**SUPPLIED MATERIAL**.
## START

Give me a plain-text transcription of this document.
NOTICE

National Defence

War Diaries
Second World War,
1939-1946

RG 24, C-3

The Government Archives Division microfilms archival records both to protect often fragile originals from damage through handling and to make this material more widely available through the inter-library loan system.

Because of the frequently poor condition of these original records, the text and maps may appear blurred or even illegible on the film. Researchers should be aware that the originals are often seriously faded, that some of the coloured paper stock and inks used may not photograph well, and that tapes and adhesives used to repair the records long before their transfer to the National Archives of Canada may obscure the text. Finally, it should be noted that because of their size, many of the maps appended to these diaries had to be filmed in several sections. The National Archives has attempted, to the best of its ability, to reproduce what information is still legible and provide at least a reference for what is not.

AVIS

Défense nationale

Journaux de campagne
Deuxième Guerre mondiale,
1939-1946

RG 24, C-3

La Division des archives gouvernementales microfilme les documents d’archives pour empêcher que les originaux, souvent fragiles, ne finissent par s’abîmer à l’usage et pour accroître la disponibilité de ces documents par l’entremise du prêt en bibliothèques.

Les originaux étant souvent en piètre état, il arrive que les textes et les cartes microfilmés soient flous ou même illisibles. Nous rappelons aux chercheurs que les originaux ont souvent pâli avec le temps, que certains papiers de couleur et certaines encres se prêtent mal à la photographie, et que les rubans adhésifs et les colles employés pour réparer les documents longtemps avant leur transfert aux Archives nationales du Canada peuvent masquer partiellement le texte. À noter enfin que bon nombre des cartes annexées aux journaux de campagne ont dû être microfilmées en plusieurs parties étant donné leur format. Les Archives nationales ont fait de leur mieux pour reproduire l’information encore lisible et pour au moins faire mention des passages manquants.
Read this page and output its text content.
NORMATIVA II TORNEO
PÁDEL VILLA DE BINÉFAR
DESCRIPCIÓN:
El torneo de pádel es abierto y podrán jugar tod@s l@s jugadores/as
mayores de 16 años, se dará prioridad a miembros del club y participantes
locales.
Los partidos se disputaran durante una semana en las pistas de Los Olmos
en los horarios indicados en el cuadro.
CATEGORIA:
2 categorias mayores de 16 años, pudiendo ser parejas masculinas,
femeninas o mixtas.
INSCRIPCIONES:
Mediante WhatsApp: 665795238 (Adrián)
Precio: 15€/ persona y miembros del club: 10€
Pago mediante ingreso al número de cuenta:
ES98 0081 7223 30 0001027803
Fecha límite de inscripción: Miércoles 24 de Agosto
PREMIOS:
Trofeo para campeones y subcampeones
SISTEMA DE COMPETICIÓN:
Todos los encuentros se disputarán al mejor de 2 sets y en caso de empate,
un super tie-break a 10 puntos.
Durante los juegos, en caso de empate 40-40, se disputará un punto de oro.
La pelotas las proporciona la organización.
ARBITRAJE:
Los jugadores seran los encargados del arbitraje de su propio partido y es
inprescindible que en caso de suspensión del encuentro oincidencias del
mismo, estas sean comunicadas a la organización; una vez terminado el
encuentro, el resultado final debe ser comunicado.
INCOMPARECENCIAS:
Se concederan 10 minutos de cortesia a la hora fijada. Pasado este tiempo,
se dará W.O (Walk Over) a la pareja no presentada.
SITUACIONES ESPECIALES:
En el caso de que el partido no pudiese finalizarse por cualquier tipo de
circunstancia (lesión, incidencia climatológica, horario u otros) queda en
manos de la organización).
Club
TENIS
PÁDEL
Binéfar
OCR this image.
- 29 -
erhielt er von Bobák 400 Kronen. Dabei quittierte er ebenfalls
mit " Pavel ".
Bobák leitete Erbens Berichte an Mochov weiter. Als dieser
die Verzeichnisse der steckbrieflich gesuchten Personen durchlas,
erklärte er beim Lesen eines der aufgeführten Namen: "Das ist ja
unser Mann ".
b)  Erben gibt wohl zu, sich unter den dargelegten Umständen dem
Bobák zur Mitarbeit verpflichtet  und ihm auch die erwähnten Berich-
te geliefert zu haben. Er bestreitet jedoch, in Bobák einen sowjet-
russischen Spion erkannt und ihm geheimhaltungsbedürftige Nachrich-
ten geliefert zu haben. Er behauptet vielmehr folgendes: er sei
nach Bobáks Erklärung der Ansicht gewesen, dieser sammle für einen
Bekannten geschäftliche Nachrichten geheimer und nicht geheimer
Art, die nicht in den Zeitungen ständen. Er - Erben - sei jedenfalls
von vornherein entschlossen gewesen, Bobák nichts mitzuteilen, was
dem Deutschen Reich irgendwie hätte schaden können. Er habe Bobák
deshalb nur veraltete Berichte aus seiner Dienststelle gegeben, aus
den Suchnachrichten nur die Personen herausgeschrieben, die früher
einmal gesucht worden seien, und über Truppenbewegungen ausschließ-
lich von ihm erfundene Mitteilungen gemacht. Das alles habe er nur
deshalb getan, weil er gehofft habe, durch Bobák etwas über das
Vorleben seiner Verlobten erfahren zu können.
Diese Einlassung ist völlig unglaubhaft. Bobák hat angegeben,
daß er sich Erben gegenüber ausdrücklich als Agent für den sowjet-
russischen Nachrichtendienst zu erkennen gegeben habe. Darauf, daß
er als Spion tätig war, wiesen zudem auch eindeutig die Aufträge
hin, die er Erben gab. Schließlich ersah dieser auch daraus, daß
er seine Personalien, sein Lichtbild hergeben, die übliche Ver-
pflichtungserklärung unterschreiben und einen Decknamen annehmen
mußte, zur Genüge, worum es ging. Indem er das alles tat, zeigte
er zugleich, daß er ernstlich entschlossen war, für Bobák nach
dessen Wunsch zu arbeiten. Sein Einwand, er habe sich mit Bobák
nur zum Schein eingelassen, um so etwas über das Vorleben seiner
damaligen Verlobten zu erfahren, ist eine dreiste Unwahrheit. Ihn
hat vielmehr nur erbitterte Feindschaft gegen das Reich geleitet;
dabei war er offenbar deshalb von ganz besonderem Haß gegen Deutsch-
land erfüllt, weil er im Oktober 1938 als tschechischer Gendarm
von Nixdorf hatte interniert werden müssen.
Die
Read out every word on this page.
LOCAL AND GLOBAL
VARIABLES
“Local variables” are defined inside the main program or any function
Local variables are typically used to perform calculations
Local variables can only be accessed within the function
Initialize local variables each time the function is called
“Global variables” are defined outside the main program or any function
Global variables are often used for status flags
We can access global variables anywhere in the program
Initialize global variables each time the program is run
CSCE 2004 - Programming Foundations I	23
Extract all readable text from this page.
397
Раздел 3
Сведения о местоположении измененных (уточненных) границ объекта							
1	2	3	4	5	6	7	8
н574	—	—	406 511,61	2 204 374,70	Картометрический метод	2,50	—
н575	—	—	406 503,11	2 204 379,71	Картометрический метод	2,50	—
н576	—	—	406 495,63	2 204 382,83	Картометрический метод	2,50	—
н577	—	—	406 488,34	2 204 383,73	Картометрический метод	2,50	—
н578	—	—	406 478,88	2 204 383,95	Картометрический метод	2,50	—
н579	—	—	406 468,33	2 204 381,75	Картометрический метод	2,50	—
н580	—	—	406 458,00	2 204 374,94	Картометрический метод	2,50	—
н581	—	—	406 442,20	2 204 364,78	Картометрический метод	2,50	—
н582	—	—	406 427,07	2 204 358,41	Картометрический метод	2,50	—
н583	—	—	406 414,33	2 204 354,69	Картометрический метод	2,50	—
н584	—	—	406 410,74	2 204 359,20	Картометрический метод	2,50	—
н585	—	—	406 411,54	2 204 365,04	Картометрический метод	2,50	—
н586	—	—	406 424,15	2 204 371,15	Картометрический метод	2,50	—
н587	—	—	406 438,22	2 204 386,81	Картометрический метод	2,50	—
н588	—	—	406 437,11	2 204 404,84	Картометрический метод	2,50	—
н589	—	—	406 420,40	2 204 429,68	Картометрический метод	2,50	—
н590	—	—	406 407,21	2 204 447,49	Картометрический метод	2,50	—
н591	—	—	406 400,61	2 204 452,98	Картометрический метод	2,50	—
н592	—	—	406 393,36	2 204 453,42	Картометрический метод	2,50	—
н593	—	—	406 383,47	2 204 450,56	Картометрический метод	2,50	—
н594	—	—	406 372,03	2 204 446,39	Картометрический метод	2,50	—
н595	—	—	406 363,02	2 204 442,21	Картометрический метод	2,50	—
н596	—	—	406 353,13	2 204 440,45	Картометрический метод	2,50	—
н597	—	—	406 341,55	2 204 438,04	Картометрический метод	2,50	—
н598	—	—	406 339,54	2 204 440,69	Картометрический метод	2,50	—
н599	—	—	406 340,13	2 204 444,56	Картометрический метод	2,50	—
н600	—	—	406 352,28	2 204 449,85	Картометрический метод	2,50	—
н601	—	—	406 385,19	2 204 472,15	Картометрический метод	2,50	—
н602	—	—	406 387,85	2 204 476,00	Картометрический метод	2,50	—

## END

**WRITTEN TASK**. Pick out the lines containing the string "russischen".

**SOLUTION TO THIS PROBLEM**.
russischen Spion erkannt und ihm geheimhaltungsbedürftige Nachrich-
russischen Nachrichtendienst zu erkennen gegeben habe. Darauf, daß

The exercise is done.